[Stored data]
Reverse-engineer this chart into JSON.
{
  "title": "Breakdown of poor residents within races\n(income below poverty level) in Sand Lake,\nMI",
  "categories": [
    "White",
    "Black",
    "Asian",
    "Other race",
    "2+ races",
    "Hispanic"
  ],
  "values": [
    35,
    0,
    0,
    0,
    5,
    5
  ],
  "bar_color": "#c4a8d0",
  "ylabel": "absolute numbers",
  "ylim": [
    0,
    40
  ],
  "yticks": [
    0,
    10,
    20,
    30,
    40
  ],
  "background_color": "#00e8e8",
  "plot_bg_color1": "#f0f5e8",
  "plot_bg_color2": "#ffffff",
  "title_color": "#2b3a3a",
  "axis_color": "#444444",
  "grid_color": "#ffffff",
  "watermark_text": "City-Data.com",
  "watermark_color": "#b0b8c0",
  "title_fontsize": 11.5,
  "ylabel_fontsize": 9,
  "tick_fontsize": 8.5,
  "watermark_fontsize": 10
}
---
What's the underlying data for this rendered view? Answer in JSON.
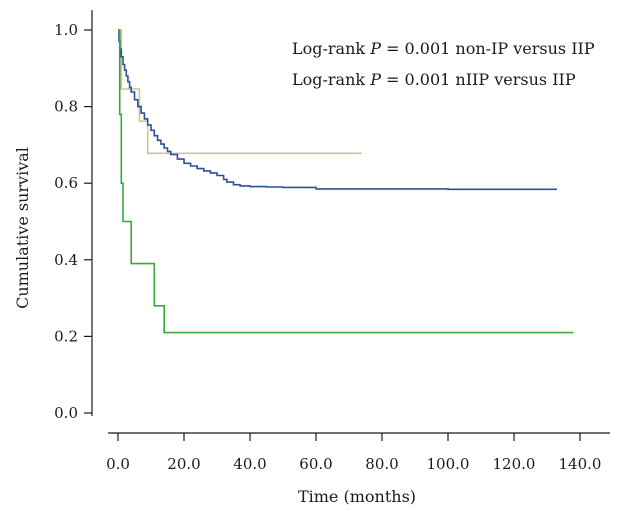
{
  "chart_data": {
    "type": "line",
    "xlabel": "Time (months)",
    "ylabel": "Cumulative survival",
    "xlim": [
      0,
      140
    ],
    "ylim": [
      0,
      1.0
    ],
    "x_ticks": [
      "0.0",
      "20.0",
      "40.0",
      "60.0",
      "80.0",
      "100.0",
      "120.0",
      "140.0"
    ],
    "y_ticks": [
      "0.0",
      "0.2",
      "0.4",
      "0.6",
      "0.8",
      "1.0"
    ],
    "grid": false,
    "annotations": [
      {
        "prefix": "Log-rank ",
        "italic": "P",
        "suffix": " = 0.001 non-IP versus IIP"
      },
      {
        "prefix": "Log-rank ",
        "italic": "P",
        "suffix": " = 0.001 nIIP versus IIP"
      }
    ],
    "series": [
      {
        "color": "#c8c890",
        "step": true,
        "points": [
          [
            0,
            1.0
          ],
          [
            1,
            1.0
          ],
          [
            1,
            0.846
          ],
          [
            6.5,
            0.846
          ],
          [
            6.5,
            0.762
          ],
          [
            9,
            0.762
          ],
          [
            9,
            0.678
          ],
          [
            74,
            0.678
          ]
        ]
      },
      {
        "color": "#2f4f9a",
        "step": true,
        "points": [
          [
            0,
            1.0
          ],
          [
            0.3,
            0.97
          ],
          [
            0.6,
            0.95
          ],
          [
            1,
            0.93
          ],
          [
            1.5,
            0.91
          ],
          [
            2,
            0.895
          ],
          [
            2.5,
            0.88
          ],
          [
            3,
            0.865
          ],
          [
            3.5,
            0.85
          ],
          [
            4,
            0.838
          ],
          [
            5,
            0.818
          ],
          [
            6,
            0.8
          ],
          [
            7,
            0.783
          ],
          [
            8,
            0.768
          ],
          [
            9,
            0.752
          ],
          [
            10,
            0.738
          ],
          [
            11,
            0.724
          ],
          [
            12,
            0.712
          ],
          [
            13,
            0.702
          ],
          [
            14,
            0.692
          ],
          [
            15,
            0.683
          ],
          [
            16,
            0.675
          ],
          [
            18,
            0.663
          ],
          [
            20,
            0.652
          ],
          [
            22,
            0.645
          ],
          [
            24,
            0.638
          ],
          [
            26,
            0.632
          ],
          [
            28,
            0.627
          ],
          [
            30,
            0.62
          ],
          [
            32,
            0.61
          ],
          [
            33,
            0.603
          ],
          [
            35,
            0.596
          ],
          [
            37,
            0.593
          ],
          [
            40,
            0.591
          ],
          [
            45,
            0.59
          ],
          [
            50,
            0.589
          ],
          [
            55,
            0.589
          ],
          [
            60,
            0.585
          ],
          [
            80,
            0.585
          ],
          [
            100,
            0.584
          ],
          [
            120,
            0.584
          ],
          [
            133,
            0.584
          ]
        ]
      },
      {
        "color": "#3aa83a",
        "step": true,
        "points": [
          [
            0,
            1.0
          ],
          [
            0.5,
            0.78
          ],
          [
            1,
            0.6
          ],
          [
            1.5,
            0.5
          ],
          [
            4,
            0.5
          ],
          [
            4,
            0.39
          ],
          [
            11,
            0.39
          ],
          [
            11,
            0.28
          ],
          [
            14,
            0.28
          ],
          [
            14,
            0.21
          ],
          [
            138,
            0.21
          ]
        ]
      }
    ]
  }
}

#### [What needs to be done]
Check each line of the entries above, and show every one holding the word "suffix".

#### [Exercise solution]
        "suffix": " = 0.001 non-IP versus IIP"
        "suffix": " = 0.001 nIIP versus IIP"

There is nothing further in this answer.